Do this - Would you extract the whole listing below and retype it exactly?

(Figure record listings)

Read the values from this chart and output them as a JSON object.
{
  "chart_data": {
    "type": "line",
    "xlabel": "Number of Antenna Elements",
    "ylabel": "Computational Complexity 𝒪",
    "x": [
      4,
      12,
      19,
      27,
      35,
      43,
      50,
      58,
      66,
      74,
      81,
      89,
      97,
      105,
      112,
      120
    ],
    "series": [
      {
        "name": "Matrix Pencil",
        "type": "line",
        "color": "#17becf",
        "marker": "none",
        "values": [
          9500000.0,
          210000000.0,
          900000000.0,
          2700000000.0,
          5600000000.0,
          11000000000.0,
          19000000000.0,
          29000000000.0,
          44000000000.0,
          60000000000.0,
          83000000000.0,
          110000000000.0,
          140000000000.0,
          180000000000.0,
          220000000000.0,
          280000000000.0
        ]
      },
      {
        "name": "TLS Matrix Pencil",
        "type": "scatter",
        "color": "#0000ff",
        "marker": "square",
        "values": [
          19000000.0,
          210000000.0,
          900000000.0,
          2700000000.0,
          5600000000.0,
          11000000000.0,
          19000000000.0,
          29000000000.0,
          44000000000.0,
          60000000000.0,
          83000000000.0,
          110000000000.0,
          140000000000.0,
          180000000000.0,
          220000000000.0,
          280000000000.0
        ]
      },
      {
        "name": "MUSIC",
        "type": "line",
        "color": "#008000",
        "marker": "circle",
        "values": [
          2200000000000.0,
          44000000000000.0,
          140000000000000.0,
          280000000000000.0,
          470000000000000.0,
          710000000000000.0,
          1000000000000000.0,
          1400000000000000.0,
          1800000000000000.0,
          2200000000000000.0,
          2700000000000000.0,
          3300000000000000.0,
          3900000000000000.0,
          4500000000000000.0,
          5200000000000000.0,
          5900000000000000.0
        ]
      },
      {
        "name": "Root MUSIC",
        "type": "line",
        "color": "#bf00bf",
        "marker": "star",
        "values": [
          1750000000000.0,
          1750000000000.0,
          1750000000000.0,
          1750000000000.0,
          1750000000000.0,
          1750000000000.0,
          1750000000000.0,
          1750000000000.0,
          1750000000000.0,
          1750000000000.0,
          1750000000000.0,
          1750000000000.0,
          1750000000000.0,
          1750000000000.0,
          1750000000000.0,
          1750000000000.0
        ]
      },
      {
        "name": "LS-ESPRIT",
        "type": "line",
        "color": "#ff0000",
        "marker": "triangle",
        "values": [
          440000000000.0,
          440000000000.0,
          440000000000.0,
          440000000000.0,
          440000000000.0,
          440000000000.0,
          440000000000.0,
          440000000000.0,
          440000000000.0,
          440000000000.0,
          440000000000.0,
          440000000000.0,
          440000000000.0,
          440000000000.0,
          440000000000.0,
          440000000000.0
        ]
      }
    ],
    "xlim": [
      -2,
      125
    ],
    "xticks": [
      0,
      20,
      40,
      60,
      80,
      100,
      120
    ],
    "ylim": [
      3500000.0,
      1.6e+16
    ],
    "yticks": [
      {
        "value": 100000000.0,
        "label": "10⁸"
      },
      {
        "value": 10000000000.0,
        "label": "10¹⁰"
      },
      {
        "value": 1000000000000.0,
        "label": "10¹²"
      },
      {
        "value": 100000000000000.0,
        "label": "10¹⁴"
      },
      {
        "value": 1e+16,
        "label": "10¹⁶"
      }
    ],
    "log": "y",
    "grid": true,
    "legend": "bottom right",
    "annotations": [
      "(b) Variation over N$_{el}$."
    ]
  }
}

Solution to the exercise -
Read the values from this chart and output them as a JSON object.
{
  "chart_data": {
    "type": "line",
    "xlabel": "Number of Antenna Elements",
    "ylabel": "Computational Complexity 𝒪",
    "x": [
      4,
      12,
      19,
      27,
      35,
      43,
      50,
      58,
      66,
      74,
      81,
      89,
      97,
      105,
      112,
      120
    ],
    "series": [
      {
        "name": "Matrix Pencil",
        "type": "line",
        "color": "#17becf",
        "marker": "none",
        "values": [
          9500000.0,
          210000000.0,
          900000000.0,
          2700000000.0,
          5600000000.0,
          11000000000.0,
          19000000000.0,
          29000000000.0,
          44000000000.0,
          60000000000.0,
          83000000000.0,
          110000000000.0,
          140000000000.0,
          180000000000.0,
          220000000000.0,
          280000000000.0
        ]
      },
      {
        "name": "TLS Matrix Pencil",
        "type": "scatter",
        "color": "#0000ff",
        "marker": "square",
        "values": [
          19000000.0,
          210000000.0,
          900000000.0,
          2700000000.0,
          5600000000.0,
          11000000000.0,
          19000000000.0,
          29000000000.0,
          44000000000.0,
          60000000000.0,
          83000000000.0,
          110000000000.0,
          140000000000.0,
          180000000000.0,
          220000000000.0,
          280000000000.0
        ]
      },
      {
        "name": "MUSIC",
        "type": "line",
        "color": "#008000",
        "marker": "circle",
        "values": [
          2200000000000.0,
          44000000000000.0,
          140000000000000.0,
          280000000000000.0,
          470000000000000.0,
          710000000000000.0,
          1000000000000000.0,
          1400000000000000.0,
          1800000000000000.0,
          2200000000000000.0,
          2700000000000000.0,
          3300000000000000.0,
          3900000000000000.0,
          4500000000000000.0,
          5200000000000000.0,
          5900000000000000.0
        ]
      },
      {
        "name": "Root MUSIC",
        "type": "line",
        "color": "#bf00bf",
        "marker": "star",
        "values": [
          1750000000000.0,
          1750000000000.0,
          1750000000000.0,
          1750000000000.0,
          1750000000000.0,
          1750000000000.0,
          1750000000000.0,
          1750000000000.0,
          1750000000000.0,
          1750000000000.0,
          1750000000000.0,
          1750000000000.0,
          1750000000000.0,
          1750000000000.0,
          1750000000000.0,
          1750000000000.0
        ]
      },
      {
        "name": "LS-ESPRIT",
        "type": "line",
        "color": "#ff0000",
        "marker": "triangle",
        "values": [
          440000000000.0,
          440000000000.0,
          440000000000.0,
          440000000000.0,
          440000000000.0,
          440000000000.0,
          440000000000.0,
          440000000000.0,
          440000000000.0,
          440000000000.0,
          440000000000.0,
          440000000000.0,
          440000000000.0,
          440000000000.0,
          440000000000.0,
          440000000000.0
        ]
      }
    ],
    "xlim": [
      -2,
      125
    ],
    "xticks": [
      0,
      20,
      40,
      60,
      80,
      100,
      120
    ],
    "ylim": [
      3500000.0,
      1.6e+16
    ],
    "yticks": [
      {
        "value": 100000000.0,
        "label": "10⁸"
      },
      {
        "value": 10000000000.0,
        "label": "10¹⁰"
      },
      {
        "value": 1000000000000.0,
        "label": "10¹²"
      },
      {
        "value": 100000000000000.0,
        "label": "10¹⁴"
      },
      {
        "value": 1e+16,
        "label": "10¹⁶"
      }
    ],
    "log": "y",
    "grid": true,
    "legend": "bottom right",
    "annotations": [
      "(b) Variation over N$_{el}$."
    ]
  }
}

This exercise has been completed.